## Stored data entries
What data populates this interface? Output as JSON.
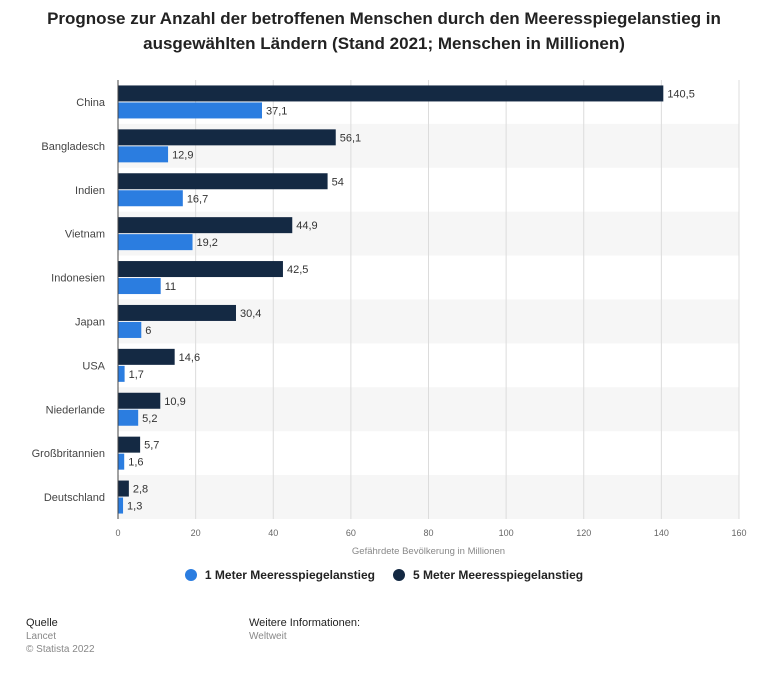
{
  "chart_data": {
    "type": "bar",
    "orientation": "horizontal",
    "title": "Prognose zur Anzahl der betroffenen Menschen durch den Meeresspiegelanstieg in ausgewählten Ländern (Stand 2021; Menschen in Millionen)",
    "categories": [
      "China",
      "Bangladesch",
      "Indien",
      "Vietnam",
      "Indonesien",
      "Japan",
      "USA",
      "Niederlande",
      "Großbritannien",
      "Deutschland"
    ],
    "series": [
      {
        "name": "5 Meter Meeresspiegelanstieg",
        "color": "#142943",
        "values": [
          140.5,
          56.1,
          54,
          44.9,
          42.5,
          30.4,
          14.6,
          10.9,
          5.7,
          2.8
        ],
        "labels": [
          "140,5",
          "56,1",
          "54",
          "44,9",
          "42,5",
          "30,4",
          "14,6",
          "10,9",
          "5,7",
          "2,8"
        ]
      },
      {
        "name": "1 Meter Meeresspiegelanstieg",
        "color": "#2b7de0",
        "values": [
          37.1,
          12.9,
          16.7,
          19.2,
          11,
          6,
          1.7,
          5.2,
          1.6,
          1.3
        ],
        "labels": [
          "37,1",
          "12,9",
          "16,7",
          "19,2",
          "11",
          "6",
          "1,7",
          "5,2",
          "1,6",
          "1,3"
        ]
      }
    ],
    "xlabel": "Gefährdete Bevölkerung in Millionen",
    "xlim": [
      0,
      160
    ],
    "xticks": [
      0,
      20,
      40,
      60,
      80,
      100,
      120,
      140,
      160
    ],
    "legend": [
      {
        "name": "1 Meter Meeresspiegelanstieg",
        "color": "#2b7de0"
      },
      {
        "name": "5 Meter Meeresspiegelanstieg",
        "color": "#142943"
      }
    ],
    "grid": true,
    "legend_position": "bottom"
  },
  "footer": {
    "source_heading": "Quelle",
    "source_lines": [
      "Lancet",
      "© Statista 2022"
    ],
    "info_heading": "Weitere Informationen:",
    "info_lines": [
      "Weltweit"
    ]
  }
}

## Problem description
Pull out every line in the data above that has the word "Millionen".

## Result of this exercise
    "title": "Prognose zur Anzahl der betroffenen Menschen durch den Meeresspiegelanstieg in ausgewählten Ländern (Stand 2021; Menschen in Millionen)",
    "xlabel": "Gefährdete Bevölkerung in Millionen",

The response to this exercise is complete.